The request = Restate the material word for word and leave out anything that is a picture.

"""

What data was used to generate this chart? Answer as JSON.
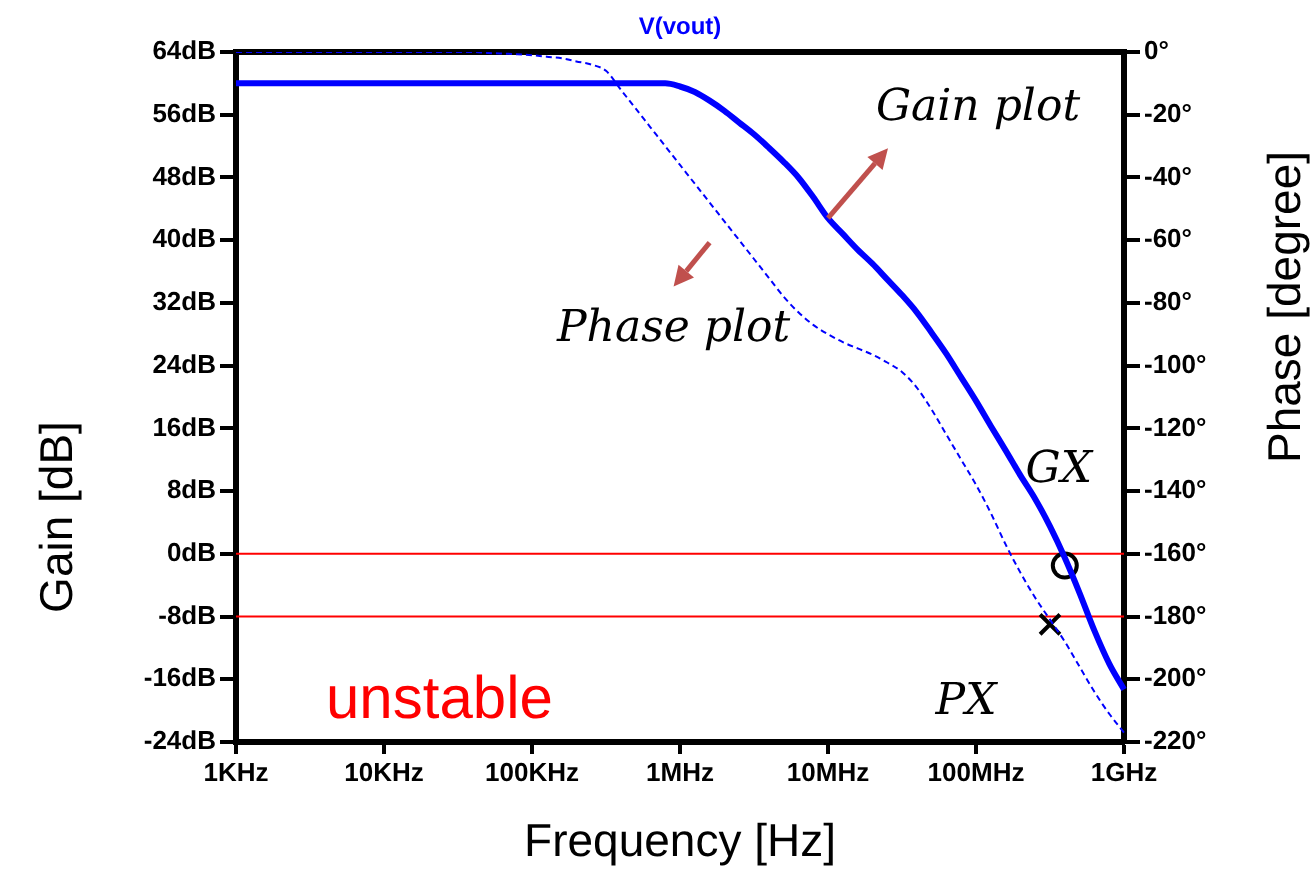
{
  "chart_data": {
    "type": "line",
    "title": "V(vout)",
    "xlabel": "Frequency [Hz]",
    "ylabel": "Gain [dB]",
    "y2label": "Phase [degree]",
    "grid": false,
    "legend": false,
    "categories": [
      "1KHz",
      null,
      null,
      null,
      null,
      null,
      null,
      null,
      null,
      null,
      "10KHz",
      null,
      null,
      null,
      null,
      null,
      null,
      null,
      null,
      null,
      "100KHz",
      null,
      null,
      null,
      null,
      null,
      null,
      null,
      null,
      null,
      "1MHz",
      null,
      null,
      null,
      null,
      null,
      null,
      null,
      null,
      null,
      "10MHz",
      null,
      null,
      null,
      null,
      null,
      null,
      null,
      null,
      null,
      "100MHz",
      null,
      null,
      null,
      null,
      null,
      null,
      null,
      null,
      null,
      "1GHz"
    ],
    "ylim": [
      -24,
      64
    ],
    "yticks": [
      {
        "value": 64,
        "label": "64dB"
      },
      {
        "value": 56,
        "label": "56dB"
      },
      {
        "value": 48,
        "label": "48dB"
      },
      {
        "value": 40,
        "label": "40dB"
      },
      {
        "value": 32,
        "label": "32dB"
      },
      {
        "value": 24,
        "label": "24dB"
      },
      {
        "value": 16,
        "label": "16dB"
      },
      {
        "value": 8,
        "label": "8dB"
      },
      {
        "value": 0,
        "label": "0dB"
      },
      {
        "value": -8,
        "label": "-8dB"
      },
      {
        "value": -16,
        "label": "-16dB"
      },
      {
        "value": -24,
        "label": "-24dB"
      }
    ],
    "y2lim": [
      -220,
      0
    ],
    "y2ticks": [
      {
        "value": 0,
        "label": "0°"
      },
      {
        "value": -20,
        "label": "-20°"
      },
      {
        "value": -40,
        "label": "-40°"
      },
      {
        "value": -60,
        "label": "-60°"
      },
      {
        "value": -80,
        "label": "-80°"
      },
      {
        "value": -100,
        "label": "-100°"
      },
      {
        "value": -120,
        "label": "-120°"
      },
      {
        "value": -140,
        "label": "-140°"
      },
      {
        "value": -160,
        "label": "-160°"
      },
      {
        "value": -180,
        "label": "-180°"
      },
      {
        "value": -200,
        "label": "-200°"
      },
      {
        "value": -220,
        "label": "-220°"
      }
    ],
    "series": [
      {
        "name": "Gain plot",
        "color": "#0000ff",
        "line_style": "solid",
        "values": [
          60,
          60,
          60,
          60,
          60,
          60,
          60,
          60,
          60,
          60,
          60,
          60,
          60,
          60,
          60,
          60,
          60,
          60,
          60,
          60,
          60,
          60,
          60,
          60,
          60,
          60,
          60,
          60,
          60,
          60,
          59.6,
          58.9,
          57.8,
          56.5,
          55,
          53.5,
          51.8,
          50,
          48,
          45.5,
          42.8,
          40.8,
          38.8,
          37,
          35,
          33,
          30.8,
          28.2,
          25.5,
          22.5,
          19.5,
          16.3,
          13.2,
          10,
          7,
          3.5,
          -0.5,
          -5,
          -9.8,
          -14,
          -17.3
        ]
      },
      {
        "name": "Phase plot",
        "axis": "y2",
        "color": "#0000ff",
        "line_style": "dashed",
        "values": [
          0,
          0,
          0,
          0,
          0,
          0,
          0,
          0,
          0,
          0,
          0,
          0,
          0,
          0,
          0,
          0,
          0,
          -0.3,
          -0.5,
          -0.7,
          -1,
          -1.5,
          -2,
          -3,
          -4,
          -6,
          -12,
          -18,
          -24,
          -30,
          -36,
          -42,
          -48,
          -54,
          -60,
          -66,
          -72,
          -78,
          -83,
          -87,
          -90,
          -92.5,
          -94.5,
          -96.5,
          -99,
          -102,
          -107,
          -114,
          -122,
          -130,
          -138,
          -147,
          -157,
          -166,
          -174,
          -181,
          -188,
          -196,
          -204,
          -211,
          -217
        ]
      },
      {
        "type": "scatter",
        "color": "#000000",
        "marker": "circle",
        "values": [
          null,
          null,
          null,
          null,
          null,
          null,
          null,
          null,
          null,
          null,
          null,
          null,
          null,
          null,
          null,
          null,
          null,
          null,
          null,
          null,
          null,
          null,
          null,
          null,
          null,
          null,
          null,
          null,
          null,
          null,
          null,
          null,
          null,
          null,
          null,
          null,
          null,
          null,
          null,
          null,
          null,
          null,
          null,
          null,
          null,
          null,
          null,
          null,
          null,
          null,
          null,
          null,
          null,
          null,
          null,
          null,
          -1.5,
          null,
          null,
          null,
          null
        ]
      },
      {
        "type": "scatter",
        "color": "#000000",
        "marker": "cross",
        "values": [
          null,
          null,
          null,
          null,
          null,
          null,
          null,
          null,
          null,
          null,
          null,
          null,
          null,
          null,
          null,
          null,
          null,
          null,
          null,
          null,
          null,
          null,
          null,
          null,
          null,
          null,
          null,
          null,
          null,
          null,
          null,
          null,
          null,
          null,
          null,
          null,
          null,
          null,
          null,
          null,
          null,
          null,
          null,
          null,
          null,
          null,
          null,
          null,
          null,
          null,
          null,
          null,
          null,
          null,
          null,
          -9,
          null,
          null,
          null,
          null,
          null
        ]
      }
    ],
    "ref_lines": [
      {
        "axis": "y",
        "value": 0,
        "color": "#ff0000"
      },
      {
        "axis": "y",
        "value": -8,
        "color": "#ff0000"
      }
    ],
    "annotations": [
      "unstable",
      "GX",
      "PX"
    ]
  }
}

"""

Exercise result =
What data was used to generate this chart? Answer as JSON.
{
  "chart_data": {
    "type": "line",
    "title": "V(vout)",
    "xlabel": "Frequency [Hz]",
    "ylabel": "Gain [dB]",
    "y2label": "Phase [degree]",
    "grid": false,
    "legend": false,
    "categories": [
      "1KHz",
      null,
      null,
      null,
      null,
      null,
      null,
      null,
      null,
      null,
      "10KHz",
      null,
      null,
      null,
      null,
      null,
      null,
      null,
      null,
      null,
      "100KHz",
      null,
      null,
      null,
      null,
      null,
      null,
      null,
      null,
      null,
      "1MHz",
      null,
      null,
      null,
      null,
      null,
      null,
      null,
      null,
      null,
      "10MHz",
      null,
      null,
      null,
      null,
      null,
      null,
      null,
      null,
      null,
      "100MHz",
      null,
      null,
      null,
      null,
      null,
      null,
      null,
      null,
      null,
      "1GHz"
    ],
    "ylim": [
      -24,
      64
    ],
    "yticks": [
      {
        "value": 64,
        "label": "64dB"
      },
      {
        "value": 56,
        "label": "56dB"
      },
      {
        "value": 48,
        "label": "48dB"
      },
      {
        "value": 40,
        "label": "40dB"
      },
      {
        "value": 32,
        "label": "32dB"
      },
      {
        "value": 24,
        "label": "24dB"
      },
      {
        "value": 16,
        "label": "16dB"
      },
      {
        "value": 8,
        "label": "8dB"
      },
      {
        "value": 0,
        "label": "0dB"
      },
      {
        "value": -8,
        "label": "-8dB"
      },
      {
        "value": -16,
        "label": "-16dB"
      },
      {
        "value": -24,
        "label": "-24dB"
      }
    ],
    "y2lim": [
      -220,
      0
    ],
    "y2ticks": [
      {
        "value": 0,
        "label": "0°"
      },
      {
        "value": -20,
        "label": "-20°"
      },
      {
        "value": -40,
        "label": "-40°"
      },
      {
        "value": -60,
        "label": "-60°"
      },
      {
        "value": -80,
        "label": "-80°"
      },
      {
        "value": -100,
        "label": "-100°"
      },
      {
        "value": -120,
        "label": "-120°"
      },
      {
        "value": -140,
        "label": "-140°"
      },
      {
        "value": -160,
        "label": "-160°"
      },
      {
        "value": -180,
        "label": "-180°"
      },
      {
        "value": -200,
        "label": "-200°"
      },
      {
        "value": -220,
        "label": "-220°"
      }
    ],
    "series": [
      {
        "name": "Gain plot",
        "color": "#0000ff",
        "line_style": "solid",
        "values": [
          60,
          60,
          60,
          60,
          60,
          60,
          60,
          60,
          60,
          60,
          60,
          60,
          60,
          60,
          60,
          60,
          60,
          60,
          60,
          60,
          60,
          60,
          60,
          60,
          60,
          60,
          60,
          60,
          60,
          60,
          59.6,
          58.9,
          57.8,
          56.5,
          55,
          53.5,
          51.8,
          50,
          48,
          45.5,
          42.8,
          40.8,
          38.8,
          37,
          35,
          33,
          30.8,
          28.2,
          25.5,
          22.5,
          19.5,
          16.3,
          13.2,
          10,
          7,
          3.5,
          -0.5,
          -5,
          -9.8,
          -14,
          -17.3
        ]
      },
      {
        "name": "Phase plot",
        "axis": "y2",
        "color": "#0000ff",
        "line_style": "dashed",
        "values": [
          0,
          0,
          0,
          0,
          0,
          0,
          0,
          0,
          0,
          0,
          0,
          0,
          0,
          0,
          0,
          0,
          0,
          -0.3,
          -0.5,
          -0.7,
          -1,
          -1.5,
          -2,
          -3,
          -4,
          -6,
          -12,
          -18,
          -24,
          -30,
          -36,
          -42,
          -48,
          -54,
          -60,
          -66,
          -72,
          -78,
          -83,
          -87,
          -90,
          -92.5,
          -94.5,
          -96.5,
          -99,
          -102,
          -107,
          -114,
          -122,
          -130,
          -138,
          -147,
          -157,
          -166,
          -174,
          -181,
          -188,
          -196,
          -204,
          -211,
          -217
        ]
      },
      {
        "type": "scatter",
        "color": "#000000",
        "marker": "circle",
        "values": [
          null,
          null,
          null,
          null,
          null,
          null,
          null,
          null,
          null,
          null,
          null,
          null,
          null,
          null,
          null,
          null,
          null,
          null,
          null,
          null,
          null,
          null,
          null,
          null,
          null,
          null,
          null,
          null,
          null,
          null,
          null,
          null,
          null,
          null,
          null,
          null,
          null,
          null,
          null,
          null,
          null,
          null,
          null,
          null,
          null,
          null,
          null,
          null,
          null,
          null,
          null,
          null,
          null,
          null,
          null,
          null,
          -1.5,
          null,
          null,
          null,
          null
        ]
      },
      {
        "type": "scatter",
        "color": "#000000",
        "marker": "cross",
        "values": [
          null,
          null,
          null,
          null,
          null,
          null,
          null,
          null,
          null,
          null,
          null,
          null,
          null,
          null,
          null,
          null,
          null,
          null,
          null,
          null,
          null,
          null,
          null,
          null,
          null,
          null,
          null,
          null,
          null,
          null,
          null,
          null,
          null,
          null,
          null,
          null,
          null,
          null,
          null,
          null,
          null,
          null,
          null,
          null,
          null,
          null,
          null,
          null,
          null,
          null,
          null,
          null,
          null,
          null,
          null,
          -9,
          null,
          null,
          null,
          null,
          null
        ]
      }
    ],
    "ref_lines": [
      {
        "axis": "y",
        "value": 0,
        "color": "#ff0000"
      },
      {
        "axis": "y",
        "value": -8,
        "color": "#ff0000"
      }
    ],
    "annotations": [
      "unstable",
      "GX",
      "PX"
    ]
  }
}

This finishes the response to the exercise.